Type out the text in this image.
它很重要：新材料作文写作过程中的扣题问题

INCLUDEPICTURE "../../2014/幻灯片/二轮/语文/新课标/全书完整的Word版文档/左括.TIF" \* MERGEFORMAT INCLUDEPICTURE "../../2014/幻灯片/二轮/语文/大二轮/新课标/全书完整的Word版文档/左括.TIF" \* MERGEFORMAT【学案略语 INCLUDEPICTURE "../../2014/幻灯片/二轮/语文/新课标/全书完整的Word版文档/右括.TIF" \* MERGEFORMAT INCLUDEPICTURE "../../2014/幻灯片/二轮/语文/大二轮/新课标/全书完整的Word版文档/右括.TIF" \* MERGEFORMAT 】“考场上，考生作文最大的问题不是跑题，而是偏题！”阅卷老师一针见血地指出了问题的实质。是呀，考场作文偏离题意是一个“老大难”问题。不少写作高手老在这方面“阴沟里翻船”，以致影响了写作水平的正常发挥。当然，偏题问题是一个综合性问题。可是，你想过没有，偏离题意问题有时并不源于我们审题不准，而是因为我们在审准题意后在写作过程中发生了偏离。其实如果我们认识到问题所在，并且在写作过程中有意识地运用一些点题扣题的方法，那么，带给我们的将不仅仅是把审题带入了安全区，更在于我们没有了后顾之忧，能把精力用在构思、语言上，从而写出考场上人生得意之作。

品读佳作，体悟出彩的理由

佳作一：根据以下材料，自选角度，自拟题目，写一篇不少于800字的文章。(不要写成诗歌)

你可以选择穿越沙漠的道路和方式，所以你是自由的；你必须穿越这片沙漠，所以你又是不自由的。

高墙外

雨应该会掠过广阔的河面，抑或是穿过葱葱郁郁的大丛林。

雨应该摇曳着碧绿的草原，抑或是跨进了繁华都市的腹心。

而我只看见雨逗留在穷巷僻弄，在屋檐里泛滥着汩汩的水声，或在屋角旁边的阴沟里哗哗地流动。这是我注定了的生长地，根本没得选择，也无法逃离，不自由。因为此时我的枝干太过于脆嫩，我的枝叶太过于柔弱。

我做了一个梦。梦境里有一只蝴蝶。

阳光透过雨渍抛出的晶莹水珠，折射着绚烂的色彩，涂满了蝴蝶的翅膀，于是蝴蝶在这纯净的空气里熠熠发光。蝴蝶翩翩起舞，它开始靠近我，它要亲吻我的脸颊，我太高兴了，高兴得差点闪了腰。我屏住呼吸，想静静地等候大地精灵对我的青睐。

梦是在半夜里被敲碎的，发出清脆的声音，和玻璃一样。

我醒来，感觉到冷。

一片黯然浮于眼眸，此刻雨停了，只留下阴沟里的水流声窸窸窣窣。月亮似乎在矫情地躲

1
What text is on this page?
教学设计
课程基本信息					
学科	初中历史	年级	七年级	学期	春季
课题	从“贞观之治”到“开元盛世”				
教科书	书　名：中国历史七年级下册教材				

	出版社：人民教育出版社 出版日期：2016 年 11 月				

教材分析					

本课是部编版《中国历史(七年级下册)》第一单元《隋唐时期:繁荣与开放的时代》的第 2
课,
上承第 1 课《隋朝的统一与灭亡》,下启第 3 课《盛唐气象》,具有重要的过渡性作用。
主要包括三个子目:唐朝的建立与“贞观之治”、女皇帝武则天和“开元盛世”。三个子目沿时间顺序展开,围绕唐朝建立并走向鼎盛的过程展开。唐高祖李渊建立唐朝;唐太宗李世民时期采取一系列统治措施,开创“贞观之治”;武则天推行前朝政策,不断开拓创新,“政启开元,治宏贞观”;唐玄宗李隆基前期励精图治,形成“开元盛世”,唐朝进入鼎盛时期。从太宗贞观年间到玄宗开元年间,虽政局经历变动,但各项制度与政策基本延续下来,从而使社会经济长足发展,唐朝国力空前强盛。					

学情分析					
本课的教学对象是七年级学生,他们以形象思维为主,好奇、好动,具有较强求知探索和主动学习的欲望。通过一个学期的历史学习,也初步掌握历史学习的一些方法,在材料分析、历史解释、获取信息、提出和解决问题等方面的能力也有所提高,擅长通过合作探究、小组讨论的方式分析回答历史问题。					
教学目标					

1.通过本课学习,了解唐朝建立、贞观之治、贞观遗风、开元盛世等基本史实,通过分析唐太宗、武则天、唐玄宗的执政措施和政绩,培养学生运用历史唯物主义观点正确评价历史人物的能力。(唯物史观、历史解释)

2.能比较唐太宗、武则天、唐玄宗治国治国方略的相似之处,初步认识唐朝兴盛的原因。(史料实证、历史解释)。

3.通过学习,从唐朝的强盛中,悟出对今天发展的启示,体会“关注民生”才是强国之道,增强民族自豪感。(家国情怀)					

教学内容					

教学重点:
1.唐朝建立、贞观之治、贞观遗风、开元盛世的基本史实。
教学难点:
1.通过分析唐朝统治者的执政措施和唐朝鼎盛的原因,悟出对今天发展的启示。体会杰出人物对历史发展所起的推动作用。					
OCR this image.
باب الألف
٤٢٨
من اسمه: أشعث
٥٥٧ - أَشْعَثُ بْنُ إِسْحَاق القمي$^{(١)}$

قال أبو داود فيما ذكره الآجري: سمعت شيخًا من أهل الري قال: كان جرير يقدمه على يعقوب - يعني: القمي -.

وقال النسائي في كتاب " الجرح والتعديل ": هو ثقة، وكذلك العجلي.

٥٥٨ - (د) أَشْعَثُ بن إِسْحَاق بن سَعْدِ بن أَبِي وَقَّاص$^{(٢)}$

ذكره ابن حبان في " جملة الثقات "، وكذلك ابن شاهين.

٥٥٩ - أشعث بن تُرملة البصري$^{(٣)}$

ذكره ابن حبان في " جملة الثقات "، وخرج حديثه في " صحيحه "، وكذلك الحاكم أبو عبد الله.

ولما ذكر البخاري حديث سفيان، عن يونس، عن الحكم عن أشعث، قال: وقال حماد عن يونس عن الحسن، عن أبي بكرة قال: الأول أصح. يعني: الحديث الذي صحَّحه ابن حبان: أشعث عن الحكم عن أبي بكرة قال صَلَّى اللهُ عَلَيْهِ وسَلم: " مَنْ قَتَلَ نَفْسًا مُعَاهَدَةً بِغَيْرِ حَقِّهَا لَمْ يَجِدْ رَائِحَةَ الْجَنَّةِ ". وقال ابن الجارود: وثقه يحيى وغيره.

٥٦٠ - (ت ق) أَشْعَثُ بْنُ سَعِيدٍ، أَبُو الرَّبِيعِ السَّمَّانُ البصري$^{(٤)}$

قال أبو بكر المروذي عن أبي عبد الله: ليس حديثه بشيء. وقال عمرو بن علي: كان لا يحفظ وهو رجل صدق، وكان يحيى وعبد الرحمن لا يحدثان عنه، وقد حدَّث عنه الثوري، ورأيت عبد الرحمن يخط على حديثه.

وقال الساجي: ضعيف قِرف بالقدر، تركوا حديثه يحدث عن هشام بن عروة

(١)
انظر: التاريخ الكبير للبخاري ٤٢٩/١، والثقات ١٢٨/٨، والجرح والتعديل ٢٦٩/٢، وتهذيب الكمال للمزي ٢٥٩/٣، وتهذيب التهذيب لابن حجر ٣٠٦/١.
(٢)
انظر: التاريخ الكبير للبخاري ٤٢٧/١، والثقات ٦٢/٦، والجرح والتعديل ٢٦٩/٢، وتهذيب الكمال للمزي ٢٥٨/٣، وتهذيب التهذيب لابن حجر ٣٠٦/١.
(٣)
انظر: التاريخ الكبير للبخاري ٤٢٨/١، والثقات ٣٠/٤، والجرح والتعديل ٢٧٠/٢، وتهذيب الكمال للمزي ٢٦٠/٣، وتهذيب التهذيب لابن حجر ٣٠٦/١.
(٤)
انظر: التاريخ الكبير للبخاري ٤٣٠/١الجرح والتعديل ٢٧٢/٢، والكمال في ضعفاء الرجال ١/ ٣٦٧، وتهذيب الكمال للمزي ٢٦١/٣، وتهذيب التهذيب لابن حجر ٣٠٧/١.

▬▬▬

[Short exercise] Each line of the data that includes the word "وتهذيب" counts once; report the total and nothing more.

[Written answer] 4